Begin Record list

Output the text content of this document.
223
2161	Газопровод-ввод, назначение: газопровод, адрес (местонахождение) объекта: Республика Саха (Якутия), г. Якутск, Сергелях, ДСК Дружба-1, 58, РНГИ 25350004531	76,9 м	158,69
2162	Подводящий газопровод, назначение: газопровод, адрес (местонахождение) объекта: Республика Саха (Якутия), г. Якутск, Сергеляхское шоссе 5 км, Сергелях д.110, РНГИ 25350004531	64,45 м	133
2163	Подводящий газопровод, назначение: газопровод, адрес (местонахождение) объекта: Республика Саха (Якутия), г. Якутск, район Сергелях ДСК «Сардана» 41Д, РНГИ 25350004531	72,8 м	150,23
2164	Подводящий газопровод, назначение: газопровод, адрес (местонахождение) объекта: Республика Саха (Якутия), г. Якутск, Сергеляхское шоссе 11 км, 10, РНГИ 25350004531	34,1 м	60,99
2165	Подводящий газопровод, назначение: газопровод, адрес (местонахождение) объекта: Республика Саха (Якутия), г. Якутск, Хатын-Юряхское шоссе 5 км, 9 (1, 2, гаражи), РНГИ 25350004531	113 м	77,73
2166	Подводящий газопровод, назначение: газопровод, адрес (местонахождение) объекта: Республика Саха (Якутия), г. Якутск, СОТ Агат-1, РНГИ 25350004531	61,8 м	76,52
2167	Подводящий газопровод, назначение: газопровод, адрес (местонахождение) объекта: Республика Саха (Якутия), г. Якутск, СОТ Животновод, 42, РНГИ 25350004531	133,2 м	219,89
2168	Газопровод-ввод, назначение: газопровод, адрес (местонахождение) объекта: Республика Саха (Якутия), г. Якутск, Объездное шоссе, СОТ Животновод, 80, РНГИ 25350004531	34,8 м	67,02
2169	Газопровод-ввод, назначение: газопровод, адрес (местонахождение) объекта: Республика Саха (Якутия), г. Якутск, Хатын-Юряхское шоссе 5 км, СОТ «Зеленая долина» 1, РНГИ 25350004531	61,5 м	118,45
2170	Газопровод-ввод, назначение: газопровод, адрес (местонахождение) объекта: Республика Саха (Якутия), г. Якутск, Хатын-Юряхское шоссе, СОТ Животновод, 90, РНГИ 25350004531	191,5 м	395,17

End Record list

### Short problem
All of the material above needs to be retyped word for word.

### Full solution
Output the text content of this document.
223
2161	Газопровод-ввод, назначение: газопровод, адрес (местонахождение) объекта: Республика Саха (Якутия), г. Якутск, Сергелях, ДСК Дружба-1, 58, РНГИ 25350004531	76,9 м	158,69
2162	Подводящий газопровод, назначение: газопровод, адрес (местонахождение) объекта: Республика Саха (Якутия), г. Якутск, Сергеляхское шоссе 5 км, Сергелях д.110, РНГИ 25350004531	64,45 м	133
2163	Подводящий газопровод, назначение: газопровод, адрес (местонахождение) объекта: Республика Саха (Якутия), г. Якутск, район Сергелях ДСК «Сардана» 41Д, РНГИ 25350004531	72,8 м	150,23
2164	Подводящий газопровод, назначение: газопровод, адрес (местонахождение) объекта: Республика Саха (Якутия), г. Якутск, Сергеляхское шоссе 11 км, 10, РНГИ 25350004531	34,1 м	60,99
2165	Подводящий газопровод, назначение: газопровод, адрес (местонахождение) объекта: Республика Саха (Якутия), г. Якутск, Хатын-Юряхское шоссе 5 км, 9 (1, 2, гаражи), РНГИ 25350004531	113 м	77,73
2166	Подводящий газопровод, назначение: газопровод, адрес (местонахождение) объекта: Республика Саха (Якутия), г. Якутск, СОТ Агат-1, РНГИ 25350004531	61,8 м	76,52
2167	Подводящий газопровод, назначение: газопровод, адрес (местонахождение) объекта: Республика Саха (Якутия), г. Якутск, СОТ Животновод, 42, РНГИ 25350004531	133,2 м	219,89
2168	Газопровод-ввод, назначение: газопровод, адрес (местонахождение) объекта: Республика Саха (Якутия), г. Якутск, Объездное шоссе, СОТ Животновод, 80, РНГИ 25350004531	34,8 м	67,02
2169	Газопровод-ввод, назначение: газопровод, адрес (местонахождение) объекта: Республика Саха (Якутия), г. Якутск, Хатын-Юряхское шоссе 5 км, СОТ «Зеленая долина» 1, РНГИ 25350004531	61,5 м	118,45
2170	Газопровод-ввод, назначение: газопровод, адрес (местонахождение) объекта: Республика Саха (Якутия), г. Якутск, Хатын-Юряхское шоссе, СОТ Животновод, 90, РНГИ 25350004531	191,5 м	395,17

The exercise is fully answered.